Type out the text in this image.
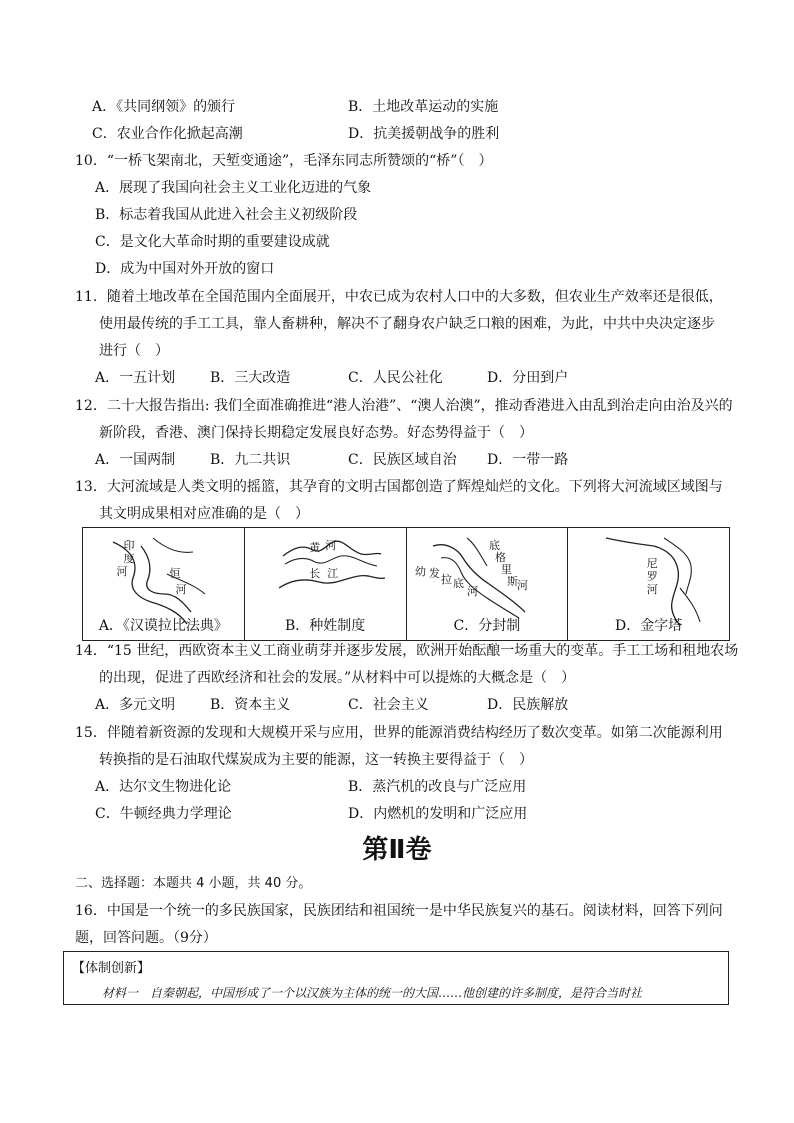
A．《共同纲领》的颁行	B．土地改革运动的实施
C．农业合作化掀起高潮	D．抗美援朝战争的胜利
10．“一桥飞架南北，天堑变通途”，毛泽东同志所赞颂的“桥”（　）
A．展现了我国向社会主义工业化迈进的气象
B．标志着我国从此进入社会主义初级阶段
C．是文化大革命时期的重要建设成就
D．成为中国对外开放的窗口
11．随着土地改革在全国范围内全面展开，中农已成为农村人口中的大多数，但农业生产效率还是很低，
使用最传统的手工工具，靠人畜耕种，解决不了翻身农户缺乏口粮的困难，为此，中共中央决定逐步
进行（　）
A．一五计划 B．三大改造	C．人民公社化	D．分田到户
12．二十大报告指出: 我们全面准确推进“港人治港”、“澳人治澳”，推动香港进入由乱到治走向由治及兴的
新阶段，香港、澳门保持长期稳定发展良好态势。好态势得益于（　）
A．一国两制 B．九二共识	C．民族区域自治 D．一带一路
13．大河流域是人类文明的摇篮，其孕育的文明古国都创造了辉煌灿烂的文化。下列将大河流域区域图与
其文明成果相对应准确的是（　）
印
度
河	恒
河
A．《汉谟拉比法典》

黄 河
长 江
B．种姓制度

底
格
里
斯 河
幼 发 拉 底
河
C．分封制

尼
罗
河
D．金字塔
14．“15 世纪，西欧资本主义工商业萌芽并逐步发展，欧洲开始酝酿一场重大的变革。手工工场和租地农场
的出现，促进了西欧经济和社会的发展。”从材料中可以提炼的大概念是（　）
A．多元文明 B．资本主义	C．社会主义	D．民族解放
15．伴随着新资源的发现和大规模开采与应用，世界的能源消费结构经历了数次变革。如第二次能源利用
转换指的是石油取代煤炭成为主要的能源，这一转换主要得益于（　）
A．达尔文生物进化论	B．蒸汽机的改良与广泛应用
C．牛顿经典力学理论	D．内燃机的发明和广泛应用
第Ⅱ卷
二、选择题：本题共 4 小题，共 40 分。
16．中国是一个统一的多民族国家，民族团结和祖国统一是中华民族复兴的基石。阅读材料，回答下列问
题，回答问题。（9分）
【体制创新】
材料一　自秦朝起，中国形成了一个以汉族为主体的统一的大国……他创建的许多制度，是符合当时社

#### What the task asks:
Copy the data exactly. Any picture it contains is to be omitted.

#### Response to the exercise:
Type out the text in this image.
A．《共同纲领》的颁行	B．土地改革运动的实施
C．农业合作化掀起高潮	D．抗美援朝战争的胜利
10．“一桥飞架南北，天堑变通途”，毛泽东同志所赞颂的“桥”（　）
A．展现了我国向社会主义工业化迈进的气象
B．标志着我国从此进入社会主义初级阶段
C．是文化大革命时期的重要建设成就
D．成为中国对外开放的窗口
11．随着土地改革在全国范围内全面展开，中农已成为农村人口中的大多数，但农业生产效率还是很低，
使用最传统的手工工具，靠人畜耕种，解决不了翻身农户缺乏口粮的困难，为此，中共中央决定逐步
进行（　）
A．一五计划 B．三大改造	C．人民公社化	D．分田到户
12．二十大报告指出: 我们全面准确推进“港人治港”、“澳人治澳”，推动香港进入由乱到治走向由治及兴的
新阶段，香港、澳门保持长期稳定发展良好态势。好态势得益于（　）
A．一国两制 B．九二共识	C．民族区域自治 D．一带一路
13．大河流域是人类文明的摇篮，其孕育的文明古国都创造了辉煌灿烂的文化。下列将大河流域区域图与
其文明成果相对应准确的是（　）
印
度
河	恒
河
A．《汉谟拉比法典》

黄 河
长 江
B．种姓制度

底
格
里
斯 河
幼 发 拉 底
河
C．分封制

尼
罗
河
D．金字塔
14．“15 世纪，西欧资本主义工商业萌芽并逐步发展，欧洲开始酝酿一场重大的变革。手工工场和租地农场
的出现，促进了西欧经济和社会的发展。”从材料中可以提炼的大概念是（　）
A．多元文明 B．资本主义	C．社会主义	D．民族解放
15．伴随着新资源的发现和大规模开采与应用，世界的能源消费结构经历了数次变革。如第二次能源利用
转换指的是石油取代煤炭成为主要的能源，这一转换主要得益于（　）
A．达尔文生物进化论	B．蒸汽机的改良与广泛应用
C．牛顿经典力学理论	D．内燃机的发明和广泛应用
第Ⅱ卷
二、选择题：本题共 4 小题，共 40 分。
16．中国是一个统一的多民族国家，民族团结和祖国统一是中华民族复兴的基石。阅读材料，回答下列问
题，回答问题。（9分）
【体制创新】
材料一　自秦朝起，中国形成了一个以汉族为主体的统一的大国……他创建的许多制度，是符合当时社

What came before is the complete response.